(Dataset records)
Start

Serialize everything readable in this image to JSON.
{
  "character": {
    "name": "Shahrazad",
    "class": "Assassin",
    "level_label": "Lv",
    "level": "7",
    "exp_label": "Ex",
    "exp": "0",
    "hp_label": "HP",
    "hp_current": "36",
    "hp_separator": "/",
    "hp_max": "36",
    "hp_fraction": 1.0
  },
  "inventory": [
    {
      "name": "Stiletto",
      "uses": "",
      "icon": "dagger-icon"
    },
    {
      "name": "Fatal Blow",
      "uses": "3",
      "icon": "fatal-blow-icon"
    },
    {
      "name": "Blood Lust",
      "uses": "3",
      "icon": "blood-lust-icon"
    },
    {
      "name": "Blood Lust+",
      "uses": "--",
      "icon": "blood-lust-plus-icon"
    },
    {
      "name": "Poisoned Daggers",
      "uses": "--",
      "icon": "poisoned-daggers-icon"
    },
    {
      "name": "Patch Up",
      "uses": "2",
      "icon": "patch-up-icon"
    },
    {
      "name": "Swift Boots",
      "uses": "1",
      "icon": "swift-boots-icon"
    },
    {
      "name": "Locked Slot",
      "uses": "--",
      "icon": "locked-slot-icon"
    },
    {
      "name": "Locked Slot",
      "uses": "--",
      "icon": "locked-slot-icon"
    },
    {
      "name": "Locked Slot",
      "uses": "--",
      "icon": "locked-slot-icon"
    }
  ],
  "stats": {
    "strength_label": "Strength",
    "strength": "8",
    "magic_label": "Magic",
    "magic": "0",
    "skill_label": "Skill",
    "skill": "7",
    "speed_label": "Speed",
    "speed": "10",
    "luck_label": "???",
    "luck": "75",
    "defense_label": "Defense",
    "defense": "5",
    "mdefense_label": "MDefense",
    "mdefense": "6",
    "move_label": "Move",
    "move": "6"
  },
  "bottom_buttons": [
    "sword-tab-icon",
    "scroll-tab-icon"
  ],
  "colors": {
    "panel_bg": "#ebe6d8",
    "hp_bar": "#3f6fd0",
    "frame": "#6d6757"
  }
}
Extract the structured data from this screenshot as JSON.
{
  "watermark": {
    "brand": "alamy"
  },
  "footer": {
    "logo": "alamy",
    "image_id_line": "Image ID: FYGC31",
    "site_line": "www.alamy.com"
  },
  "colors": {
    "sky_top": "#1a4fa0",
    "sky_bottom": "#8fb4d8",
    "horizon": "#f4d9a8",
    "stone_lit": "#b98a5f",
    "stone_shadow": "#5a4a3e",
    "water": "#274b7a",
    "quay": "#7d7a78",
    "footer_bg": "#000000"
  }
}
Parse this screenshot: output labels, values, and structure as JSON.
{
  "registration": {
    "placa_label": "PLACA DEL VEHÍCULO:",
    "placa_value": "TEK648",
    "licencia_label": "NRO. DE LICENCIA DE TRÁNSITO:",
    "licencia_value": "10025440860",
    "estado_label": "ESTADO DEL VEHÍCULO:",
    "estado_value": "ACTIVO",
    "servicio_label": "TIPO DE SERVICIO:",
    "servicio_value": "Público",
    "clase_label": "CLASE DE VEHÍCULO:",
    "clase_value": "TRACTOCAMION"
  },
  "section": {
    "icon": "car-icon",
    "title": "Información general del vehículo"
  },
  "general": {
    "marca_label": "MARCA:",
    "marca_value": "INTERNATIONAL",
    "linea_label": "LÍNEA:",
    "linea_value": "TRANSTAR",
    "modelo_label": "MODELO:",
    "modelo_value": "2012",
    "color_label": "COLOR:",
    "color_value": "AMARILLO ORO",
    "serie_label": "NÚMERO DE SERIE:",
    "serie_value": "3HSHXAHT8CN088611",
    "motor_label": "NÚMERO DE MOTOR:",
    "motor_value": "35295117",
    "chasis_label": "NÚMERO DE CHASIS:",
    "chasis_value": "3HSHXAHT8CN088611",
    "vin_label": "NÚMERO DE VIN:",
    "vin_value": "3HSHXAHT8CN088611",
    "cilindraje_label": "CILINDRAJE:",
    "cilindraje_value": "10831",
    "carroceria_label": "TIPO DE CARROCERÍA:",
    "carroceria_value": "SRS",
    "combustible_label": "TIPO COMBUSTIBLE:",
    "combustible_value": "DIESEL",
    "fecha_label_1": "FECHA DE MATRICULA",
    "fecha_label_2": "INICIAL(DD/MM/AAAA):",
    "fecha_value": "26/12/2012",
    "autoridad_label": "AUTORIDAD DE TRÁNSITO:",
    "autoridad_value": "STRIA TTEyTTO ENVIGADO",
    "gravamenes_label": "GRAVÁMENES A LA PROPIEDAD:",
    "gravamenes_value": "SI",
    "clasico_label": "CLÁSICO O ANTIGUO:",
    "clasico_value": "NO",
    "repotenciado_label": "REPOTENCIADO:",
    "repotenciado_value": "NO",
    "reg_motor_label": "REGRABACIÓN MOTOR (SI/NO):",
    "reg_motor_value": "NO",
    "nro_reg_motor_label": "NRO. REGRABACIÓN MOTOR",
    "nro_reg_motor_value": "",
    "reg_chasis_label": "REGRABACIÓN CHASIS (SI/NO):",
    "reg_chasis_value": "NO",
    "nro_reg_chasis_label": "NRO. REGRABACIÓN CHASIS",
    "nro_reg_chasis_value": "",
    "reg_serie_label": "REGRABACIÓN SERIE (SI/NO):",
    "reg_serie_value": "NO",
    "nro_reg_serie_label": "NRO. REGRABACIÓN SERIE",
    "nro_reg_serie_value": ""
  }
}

End

### Short task
Count how many lines above include the word "general" and answer with that figure only.

### Solution
2